--- start RECORDED DATA ---
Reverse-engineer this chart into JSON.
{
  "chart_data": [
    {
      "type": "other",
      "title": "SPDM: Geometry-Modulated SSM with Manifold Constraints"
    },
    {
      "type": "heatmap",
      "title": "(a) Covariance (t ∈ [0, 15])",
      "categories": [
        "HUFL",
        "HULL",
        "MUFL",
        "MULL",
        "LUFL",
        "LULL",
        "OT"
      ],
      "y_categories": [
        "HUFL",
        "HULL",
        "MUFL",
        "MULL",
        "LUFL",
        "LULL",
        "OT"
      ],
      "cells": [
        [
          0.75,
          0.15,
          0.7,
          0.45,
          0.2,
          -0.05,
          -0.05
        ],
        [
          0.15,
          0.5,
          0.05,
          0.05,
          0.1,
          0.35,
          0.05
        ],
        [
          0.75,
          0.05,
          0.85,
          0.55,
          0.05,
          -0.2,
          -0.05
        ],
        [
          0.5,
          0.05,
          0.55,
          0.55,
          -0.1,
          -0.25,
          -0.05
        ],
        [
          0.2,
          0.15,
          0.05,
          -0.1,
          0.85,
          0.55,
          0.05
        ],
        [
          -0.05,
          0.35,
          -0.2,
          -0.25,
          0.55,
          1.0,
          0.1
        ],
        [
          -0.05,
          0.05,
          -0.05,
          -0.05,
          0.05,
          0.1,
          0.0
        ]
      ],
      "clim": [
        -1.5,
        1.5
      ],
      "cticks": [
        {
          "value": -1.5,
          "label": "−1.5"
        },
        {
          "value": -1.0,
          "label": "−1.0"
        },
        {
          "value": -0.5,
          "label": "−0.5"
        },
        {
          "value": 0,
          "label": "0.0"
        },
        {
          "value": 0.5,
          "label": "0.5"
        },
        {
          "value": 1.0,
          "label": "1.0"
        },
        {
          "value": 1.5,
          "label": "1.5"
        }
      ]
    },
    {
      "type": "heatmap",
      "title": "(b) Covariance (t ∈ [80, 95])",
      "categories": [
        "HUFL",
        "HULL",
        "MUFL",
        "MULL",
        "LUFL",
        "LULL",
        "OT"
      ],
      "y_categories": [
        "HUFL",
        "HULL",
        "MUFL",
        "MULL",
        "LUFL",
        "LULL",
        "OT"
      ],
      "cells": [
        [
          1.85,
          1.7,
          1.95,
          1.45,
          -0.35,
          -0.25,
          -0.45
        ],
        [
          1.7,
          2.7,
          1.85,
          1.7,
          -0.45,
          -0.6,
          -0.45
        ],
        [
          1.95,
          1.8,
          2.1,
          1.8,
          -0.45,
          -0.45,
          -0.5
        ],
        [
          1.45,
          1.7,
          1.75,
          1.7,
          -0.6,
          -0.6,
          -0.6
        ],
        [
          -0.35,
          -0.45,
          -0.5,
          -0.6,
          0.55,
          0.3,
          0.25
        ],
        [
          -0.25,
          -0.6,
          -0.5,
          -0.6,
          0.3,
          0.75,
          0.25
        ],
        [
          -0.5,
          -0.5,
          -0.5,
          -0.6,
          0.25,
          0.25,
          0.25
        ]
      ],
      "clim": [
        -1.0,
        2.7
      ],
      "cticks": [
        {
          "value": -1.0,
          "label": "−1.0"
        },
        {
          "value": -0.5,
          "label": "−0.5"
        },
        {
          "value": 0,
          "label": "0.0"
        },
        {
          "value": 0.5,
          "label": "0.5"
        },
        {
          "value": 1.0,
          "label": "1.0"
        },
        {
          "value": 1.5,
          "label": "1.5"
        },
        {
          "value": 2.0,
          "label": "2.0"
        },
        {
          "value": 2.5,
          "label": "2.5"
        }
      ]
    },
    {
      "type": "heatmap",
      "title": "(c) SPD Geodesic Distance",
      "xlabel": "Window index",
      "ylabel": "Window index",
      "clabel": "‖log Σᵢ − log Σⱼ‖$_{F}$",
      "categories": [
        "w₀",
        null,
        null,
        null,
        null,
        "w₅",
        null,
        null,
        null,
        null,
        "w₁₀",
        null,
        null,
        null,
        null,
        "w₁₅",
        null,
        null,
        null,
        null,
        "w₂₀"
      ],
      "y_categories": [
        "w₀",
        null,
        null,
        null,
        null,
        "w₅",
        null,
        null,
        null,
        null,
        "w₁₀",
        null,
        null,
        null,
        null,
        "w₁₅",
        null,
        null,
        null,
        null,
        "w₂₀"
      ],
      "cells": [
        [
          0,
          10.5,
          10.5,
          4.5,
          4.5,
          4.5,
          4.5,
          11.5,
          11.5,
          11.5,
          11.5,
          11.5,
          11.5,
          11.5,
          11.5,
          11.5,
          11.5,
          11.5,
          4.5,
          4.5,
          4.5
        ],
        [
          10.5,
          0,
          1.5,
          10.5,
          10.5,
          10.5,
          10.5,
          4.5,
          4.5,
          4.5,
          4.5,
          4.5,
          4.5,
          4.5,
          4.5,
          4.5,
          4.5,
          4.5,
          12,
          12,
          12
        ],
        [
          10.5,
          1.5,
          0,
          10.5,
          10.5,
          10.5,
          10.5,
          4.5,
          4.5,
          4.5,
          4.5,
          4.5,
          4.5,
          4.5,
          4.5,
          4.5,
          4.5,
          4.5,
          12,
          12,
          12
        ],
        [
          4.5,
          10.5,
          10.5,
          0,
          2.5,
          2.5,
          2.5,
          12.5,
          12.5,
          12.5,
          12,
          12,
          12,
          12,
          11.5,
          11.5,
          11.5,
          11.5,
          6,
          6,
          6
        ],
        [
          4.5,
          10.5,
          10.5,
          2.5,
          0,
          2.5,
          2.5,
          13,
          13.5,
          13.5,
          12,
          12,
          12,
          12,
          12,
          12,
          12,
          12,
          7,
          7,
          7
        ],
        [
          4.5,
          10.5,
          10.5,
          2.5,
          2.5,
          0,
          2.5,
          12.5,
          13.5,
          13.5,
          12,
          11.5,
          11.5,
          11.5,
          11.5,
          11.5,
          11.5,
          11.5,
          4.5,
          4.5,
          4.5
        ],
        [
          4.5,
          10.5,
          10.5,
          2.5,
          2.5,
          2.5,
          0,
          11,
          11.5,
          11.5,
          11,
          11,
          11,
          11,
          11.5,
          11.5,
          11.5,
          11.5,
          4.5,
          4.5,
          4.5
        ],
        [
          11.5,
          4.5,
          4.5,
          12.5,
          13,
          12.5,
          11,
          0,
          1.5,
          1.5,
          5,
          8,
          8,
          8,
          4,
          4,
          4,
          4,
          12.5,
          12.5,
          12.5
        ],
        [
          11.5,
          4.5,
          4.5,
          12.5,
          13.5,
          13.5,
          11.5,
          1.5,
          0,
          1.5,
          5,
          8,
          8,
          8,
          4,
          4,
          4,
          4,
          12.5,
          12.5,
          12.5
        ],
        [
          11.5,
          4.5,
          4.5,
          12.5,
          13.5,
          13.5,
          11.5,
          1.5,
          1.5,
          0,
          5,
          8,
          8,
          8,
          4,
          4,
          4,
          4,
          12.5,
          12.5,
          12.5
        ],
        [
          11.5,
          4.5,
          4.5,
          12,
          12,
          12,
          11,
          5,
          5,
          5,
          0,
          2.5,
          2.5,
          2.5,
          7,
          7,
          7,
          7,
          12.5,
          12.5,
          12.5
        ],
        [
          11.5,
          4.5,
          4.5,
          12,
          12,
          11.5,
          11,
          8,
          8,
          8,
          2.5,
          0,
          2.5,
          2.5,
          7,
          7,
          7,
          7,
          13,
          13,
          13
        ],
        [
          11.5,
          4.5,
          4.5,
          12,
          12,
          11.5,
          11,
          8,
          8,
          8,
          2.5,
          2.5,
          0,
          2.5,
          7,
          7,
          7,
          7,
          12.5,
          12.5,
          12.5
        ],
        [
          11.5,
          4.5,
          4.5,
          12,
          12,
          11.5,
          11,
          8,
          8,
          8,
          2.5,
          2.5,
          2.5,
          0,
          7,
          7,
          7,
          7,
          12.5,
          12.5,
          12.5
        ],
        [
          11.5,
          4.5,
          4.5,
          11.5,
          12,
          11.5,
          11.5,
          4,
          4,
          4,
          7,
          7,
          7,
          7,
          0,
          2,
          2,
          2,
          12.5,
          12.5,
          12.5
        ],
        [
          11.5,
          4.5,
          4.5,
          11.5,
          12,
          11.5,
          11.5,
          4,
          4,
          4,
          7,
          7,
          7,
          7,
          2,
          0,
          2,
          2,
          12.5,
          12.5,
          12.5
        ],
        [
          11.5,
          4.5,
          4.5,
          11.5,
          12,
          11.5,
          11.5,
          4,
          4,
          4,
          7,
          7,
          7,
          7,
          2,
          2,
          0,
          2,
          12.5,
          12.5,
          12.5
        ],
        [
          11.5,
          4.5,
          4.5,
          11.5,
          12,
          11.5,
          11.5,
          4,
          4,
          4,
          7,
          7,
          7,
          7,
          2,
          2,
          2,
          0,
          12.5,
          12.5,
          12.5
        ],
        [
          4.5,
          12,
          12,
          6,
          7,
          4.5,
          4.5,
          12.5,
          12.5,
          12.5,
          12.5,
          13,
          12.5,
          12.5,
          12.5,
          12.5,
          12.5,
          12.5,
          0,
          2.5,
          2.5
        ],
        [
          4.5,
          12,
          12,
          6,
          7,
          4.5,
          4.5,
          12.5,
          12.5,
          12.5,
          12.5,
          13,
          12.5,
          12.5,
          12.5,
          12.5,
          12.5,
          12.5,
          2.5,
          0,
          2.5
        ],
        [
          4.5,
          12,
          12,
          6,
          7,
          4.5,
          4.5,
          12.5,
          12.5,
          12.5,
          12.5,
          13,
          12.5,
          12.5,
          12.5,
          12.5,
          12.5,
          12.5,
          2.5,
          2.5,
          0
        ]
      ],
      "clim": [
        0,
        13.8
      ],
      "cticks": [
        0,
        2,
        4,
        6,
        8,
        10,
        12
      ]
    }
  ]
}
--- end RECORDED DATA ---
> _AIM OF THE TASK_
Search the records for the word "Window". Copy every line that has it.

> _FINAL ANSWER_
      "xlabel": "Window index",
      "ylabel": "Window index",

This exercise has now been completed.